───── DATA LISTING ─────

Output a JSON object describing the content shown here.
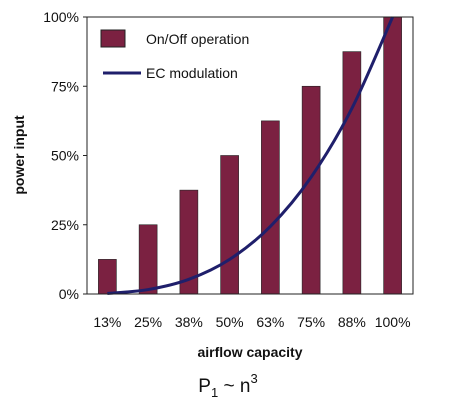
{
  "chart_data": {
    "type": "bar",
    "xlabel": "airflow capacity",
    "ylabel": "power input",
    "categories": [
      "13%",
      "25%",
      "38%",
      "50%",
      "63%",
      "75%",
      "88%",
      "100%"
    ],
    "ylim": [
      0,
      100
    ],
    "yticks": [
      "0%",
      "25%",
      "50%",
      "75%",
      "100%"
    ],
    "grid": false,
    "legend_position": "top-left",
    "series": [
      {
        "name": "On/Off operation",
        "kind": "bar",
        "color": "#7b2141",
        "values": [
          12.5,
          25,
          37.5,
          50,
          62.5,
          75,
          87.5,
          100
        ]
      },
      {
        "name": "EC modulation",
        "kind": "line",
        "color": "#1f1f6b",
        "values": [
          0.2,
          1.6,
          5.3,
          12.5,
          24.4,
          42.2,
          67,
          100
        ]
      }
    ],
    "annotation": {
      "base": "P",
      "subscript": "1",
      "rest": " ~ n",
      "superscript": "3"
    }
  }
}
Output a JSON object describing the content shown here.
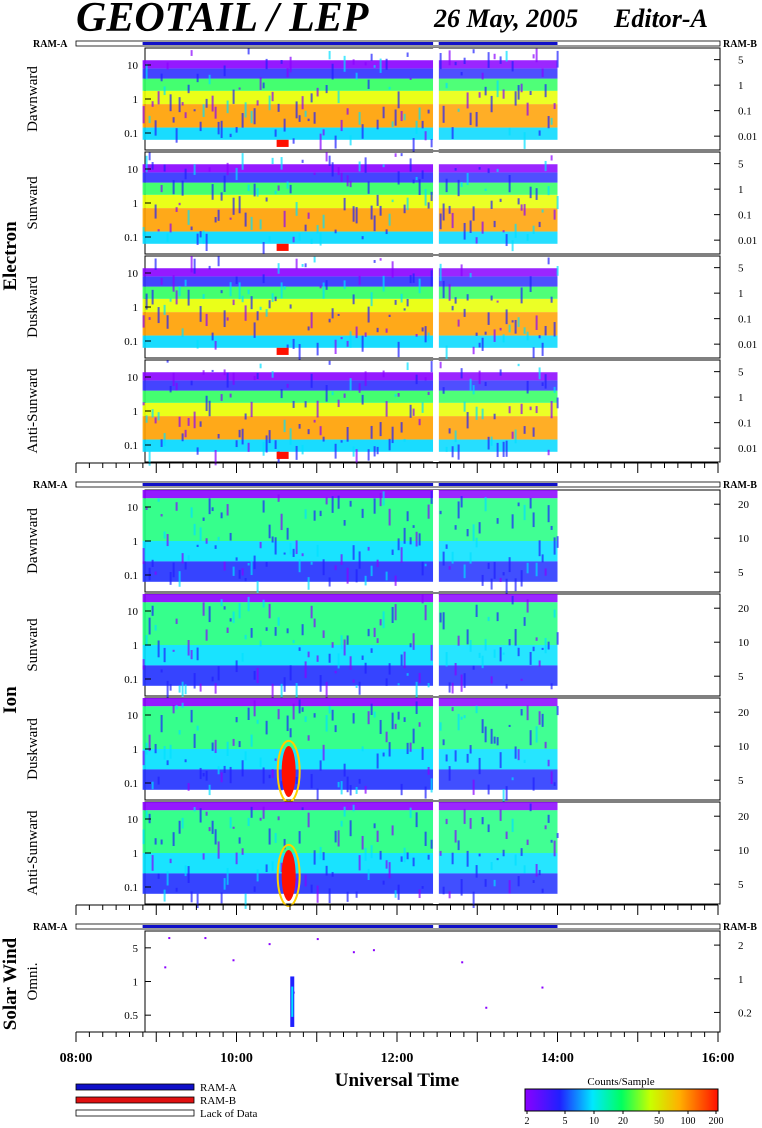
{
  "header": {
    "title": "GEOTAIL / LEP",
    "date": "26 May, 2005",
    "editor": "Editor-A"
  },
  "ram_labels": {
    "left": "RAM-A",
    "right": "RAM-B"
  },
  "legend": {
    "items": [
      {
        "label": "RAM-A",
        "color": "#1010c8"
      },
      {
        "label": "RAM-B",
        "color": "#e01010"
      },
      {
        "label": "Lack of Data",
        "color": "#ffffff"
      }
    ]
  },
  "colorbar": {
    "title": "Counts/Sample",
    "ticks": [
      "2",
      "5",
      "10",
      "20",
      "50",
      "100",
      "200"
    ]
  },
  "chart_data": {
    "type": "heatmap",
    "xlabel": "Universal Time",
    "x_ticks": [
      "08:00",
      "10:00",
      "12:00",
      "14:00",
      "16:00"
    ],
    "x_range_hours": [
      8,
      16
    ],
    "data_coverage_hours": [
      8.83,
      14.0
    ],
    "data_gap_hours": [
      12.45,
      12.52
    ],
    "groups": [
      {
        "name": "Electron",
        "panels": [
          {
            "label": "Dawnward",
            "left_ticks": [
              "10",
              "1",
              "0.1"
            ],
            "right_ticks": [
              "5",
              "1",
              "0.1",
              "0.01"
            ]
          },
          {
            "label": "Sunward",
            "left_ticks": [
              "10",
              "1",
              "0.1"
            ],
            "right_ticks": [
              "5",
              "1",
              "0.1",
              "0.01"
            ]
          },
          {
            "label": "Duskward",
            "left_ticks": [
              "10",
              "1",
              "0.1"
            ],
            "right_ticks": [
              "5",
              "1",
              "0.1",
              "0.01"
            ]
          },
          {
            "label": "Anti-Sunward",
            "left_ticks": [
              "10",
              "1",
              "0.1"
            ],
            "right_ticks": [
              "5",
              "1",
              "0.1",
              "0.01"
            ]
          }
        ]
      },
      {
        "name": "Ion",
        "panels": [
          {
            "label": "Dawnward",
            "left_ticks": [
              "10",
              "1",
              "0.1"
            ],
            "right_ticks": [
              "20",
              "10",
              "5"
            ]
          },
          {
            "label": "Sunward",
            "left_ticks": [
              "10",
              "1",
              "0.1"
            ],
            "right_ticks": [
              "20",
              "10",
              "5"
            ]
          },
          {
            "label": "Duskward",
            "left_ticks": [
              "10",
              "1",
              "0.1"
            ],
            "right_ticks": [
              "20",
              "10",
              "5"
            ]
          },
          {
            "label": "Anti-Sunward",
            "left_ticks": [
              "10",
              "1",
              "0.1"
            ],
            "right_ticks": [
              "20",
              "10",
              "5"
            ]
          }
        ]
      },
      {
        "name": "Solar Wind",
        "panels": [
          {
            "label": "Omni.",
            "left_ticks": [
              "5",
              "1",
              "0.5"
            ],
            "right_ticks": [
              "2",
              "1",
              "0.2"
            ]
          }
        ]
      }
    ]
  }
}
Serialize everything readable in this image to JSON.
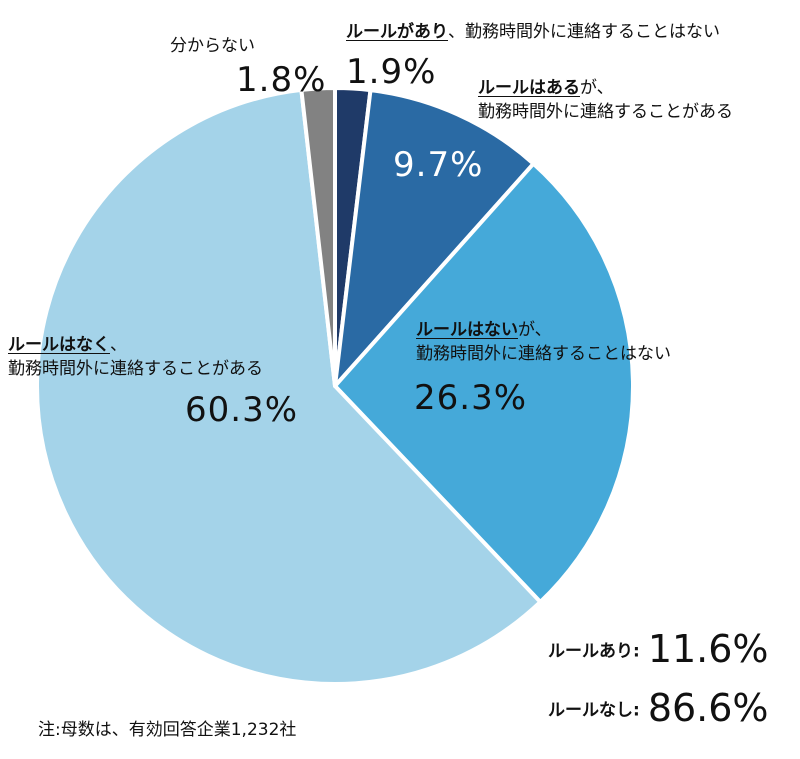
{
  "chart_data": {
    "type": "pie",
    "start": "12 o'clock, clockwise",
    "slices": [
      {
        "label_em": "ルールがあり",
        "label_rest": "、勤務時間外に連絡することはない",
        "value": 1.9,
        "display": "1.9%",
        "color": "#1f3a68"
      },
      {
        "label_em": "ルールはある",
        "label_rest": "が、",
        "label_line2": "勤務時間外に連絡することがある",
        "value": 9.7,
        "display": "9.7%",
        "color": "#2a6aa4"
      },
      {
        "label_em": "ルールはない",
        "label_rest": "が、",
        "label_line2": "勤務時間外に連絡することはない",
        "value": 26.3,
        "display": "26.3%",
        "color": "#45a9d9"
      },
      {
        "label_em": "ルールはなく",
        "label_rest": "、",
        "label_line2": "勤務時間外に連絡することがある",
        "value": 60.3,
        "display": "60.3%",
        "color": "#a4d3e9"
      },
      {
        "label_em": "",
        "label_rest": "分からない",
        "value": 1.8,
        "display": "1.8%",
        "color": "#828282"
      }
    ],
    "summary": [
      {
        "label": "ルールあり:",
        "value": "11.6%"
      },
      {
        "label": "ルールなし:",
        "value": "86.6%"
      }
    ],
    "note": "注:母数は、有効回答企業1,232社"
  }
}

─────

TASK STATEMENT
Pick out and copy the lines of the material that include the word "勤務時間外に連絡することはない".

RESPONSE
        "label_rest": "、勤務時間外に連絡することはない",
        "label_line2": "勤務時間外に連絡することはない",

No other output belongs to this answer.